Deep, deep regulatory expertise, deep consumer insights, and working together with our clients, we create medicines that are new to the world, that improve patients' lives, sometimes even save patients' lives, and improve the consumer experience, all the way to human factor studies through one of our acquisitions a few years ago. We have large total addressable markets, in case you wonder what TAM stands for, and those markets are growing. Pharma, obviously, leading at 7% growth rate, and I'm talking about the market, not about our growth rates. Beauty around four and closures around two, and we're really focused in our execution to address and take advantage of these large addressable markets around the world.

Of course, with the superior returns in the pharma business, we have allocated capital preferentially towards pharma and have a very balanced approach to capital allocation, taking care of our shareholders with 32 years of rising dividends, and I will certainly be not the guy to break that streak, and we don't need to because our growing cash flow supports an annually increasing dividend. We've been recently a bit more active in share repurchases, but have always been buying back some shares to make sure the share count stays in line, and of course, investing in our business and making acquisitions is how we create value for shareholders, first and foremost. Maybe not so interesting to U.S. investors, but we are active around the world. More than 50% of our base is in Europe. We are a leader in sustainability in our industry, and it is a competitive weapon.

Items listed in a dataset
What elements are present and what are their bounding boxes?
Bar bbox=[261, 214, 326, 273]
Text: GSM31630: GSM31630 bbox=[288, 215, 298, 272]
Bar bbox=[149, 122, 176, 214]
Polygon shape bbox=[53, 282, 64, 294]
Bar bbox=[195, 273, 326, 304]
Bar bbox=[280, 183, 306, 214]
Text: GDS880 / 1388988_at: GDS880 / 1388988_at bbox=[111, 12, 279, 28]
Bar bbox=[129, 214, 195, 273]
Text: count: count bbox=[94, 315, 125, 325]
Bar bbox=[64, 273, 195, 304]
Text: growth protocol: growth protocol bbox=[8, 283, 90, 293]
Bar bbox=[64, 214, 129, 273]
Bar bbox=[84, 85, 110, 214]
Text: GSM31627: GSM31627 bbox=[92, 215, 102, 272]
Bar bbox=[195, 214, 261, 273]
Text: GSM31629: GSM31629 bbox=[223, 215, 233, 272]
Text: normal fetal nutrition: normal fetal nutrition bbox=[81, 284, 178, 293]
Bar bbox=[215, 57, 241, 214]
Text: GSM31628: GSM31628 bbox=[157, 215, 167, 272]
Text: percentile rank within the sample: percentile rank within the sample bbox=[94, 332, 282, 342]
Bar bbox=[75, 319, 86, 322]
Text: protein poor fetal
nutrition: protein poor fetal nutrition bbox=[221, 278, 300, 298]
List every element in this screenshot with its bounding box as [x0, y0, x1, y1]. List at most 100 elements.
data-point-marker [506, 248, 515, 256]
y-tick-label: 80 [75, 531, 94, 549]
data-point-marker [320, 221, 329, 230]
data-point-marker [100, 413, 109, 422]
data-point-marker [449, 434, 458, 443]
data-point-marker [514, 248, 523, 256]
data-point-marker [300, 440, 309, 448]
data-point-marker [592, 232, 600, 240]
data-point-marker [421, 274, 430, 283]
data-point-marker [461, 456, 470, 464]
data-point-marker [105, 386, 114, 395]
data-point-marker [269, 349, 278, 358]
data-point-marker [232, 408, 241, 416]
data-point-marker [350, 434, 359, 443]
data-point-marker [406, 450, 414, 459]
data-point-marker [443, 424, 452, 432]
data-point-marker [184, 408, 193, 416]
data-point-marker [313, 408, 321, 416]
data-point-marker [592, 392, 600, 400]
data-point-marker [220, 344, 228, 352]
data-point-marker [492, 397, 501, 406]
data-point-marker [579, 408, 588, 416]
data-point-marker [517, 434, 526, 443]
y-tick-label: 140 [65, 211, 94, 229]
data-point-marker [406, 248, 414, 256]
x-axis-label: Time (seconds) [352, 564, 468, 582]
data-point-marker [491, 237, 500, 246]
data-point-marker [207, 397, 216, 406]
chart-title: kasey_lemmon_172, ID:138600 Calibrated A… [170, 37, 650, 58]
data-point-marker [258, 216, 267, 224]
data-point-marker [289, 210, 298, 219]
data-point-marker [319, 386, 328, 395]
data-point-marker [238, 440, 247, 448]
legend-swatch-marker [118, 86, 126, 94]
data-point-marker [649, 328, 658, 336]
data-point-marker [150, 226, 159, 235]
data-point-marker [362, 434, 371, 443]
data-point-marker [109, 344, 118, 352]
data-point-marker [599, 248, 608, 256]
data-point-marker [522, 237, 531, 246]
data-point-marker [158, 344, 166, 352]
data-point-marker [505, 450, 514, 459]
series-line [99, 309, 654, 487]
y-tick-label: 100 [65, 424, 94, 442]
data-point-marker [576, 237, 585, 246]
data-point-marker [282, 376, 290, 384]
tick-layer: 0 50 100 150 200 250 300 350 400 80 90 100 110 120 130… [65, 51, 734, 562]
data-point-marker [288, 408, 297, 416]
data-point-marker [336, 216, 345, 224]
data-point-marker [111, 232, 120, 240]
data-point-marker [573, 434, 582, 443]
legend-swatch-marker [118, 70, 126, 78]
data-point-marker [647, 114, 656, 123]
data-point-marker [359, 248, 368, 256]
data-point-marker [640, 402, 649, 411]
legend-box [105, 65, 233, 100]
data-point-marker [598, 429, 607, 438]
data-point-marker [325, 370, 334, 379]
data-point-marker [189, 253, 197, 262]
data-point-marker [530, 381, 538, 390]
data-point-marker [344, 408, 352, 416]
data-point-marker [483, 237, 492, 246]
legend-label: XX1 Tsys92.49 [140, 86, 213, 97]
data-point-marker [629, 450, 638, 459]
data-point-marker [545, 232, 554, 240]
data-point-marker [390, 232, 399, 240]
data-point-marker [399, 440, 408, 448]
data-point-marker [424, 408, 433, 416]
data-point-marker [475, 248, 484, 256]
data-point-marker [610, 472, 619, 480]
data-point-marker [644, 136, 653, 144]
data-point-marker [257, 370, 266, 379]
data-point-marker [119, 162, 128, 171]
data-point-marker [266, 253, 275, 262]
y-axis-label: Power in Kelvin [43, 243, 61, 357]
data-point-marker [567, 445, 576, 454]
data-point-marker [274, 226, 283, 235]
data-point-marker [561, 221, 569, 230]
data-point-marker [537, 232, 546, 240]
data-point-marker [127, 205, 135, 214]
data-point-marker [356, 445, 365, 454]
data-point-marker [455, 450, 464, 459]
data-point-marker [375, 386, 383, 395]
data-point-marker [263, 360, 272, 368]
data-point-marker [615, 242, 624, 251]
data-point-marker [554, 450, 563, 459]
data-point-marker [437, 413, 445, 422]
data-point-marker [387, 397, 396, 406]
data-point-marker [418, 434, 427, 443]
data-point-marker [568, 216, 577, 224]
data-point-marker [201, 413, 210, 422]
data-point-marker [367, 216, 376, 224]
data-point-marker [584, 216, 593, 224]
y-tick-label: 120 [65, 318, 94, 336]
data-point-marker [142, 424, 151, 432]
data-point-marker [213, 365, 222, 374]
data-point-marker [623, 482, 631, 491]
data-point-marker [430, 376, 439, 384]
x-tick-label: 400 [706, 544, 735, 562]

◆ Task item A ◆
Can you output the part of the remarks that opens with the words containing "Deep, deep regulatory" and closes with "markets around the world."?
◆ Task item B ◆
How would you sum up the remarks in two sentences?
◆ Task item C ◆
What is the Spanish translation of this sentence from the remarks: "More than 50% of our base is in Europe."

◆ Answer A ◆
Deep, deep regulatory expertise, deep consumer insights, and working together with our clients, we create medicines that are new to the world, that improve patients' lives, sometimes even save patients' lives, and improve the consumer experience, all the way to human factor studies through one of our acquisitions a few years ago. We have large total addressable markets, in case you wonder what TAM stands for, and those markets are growing. Pharma, obviously, leading at 7% growth rate, and I'm talking about the market, not about our growth rates. Beauty around four and closures around two, and we're really focused in our execution to address and take advantage of these large addressable markets around the world.

◆ Answer B ◆
The company draws on regulatory expertise and consumer insights to create new medicines and improve the consumer experience, and it serves large, growing markets, with pharma growing at 7%, beauty at around four, and closures at around two. It allocates capital preferentially toward pharma, has raised its dividend for 32 years, buys back shares, is active around the world with more than 50% of its base in Europe, and treats its sustainability leadership as a competitive weapon.

◆ Answer C ◆
Más del 50 % de nuestra base está en Europa.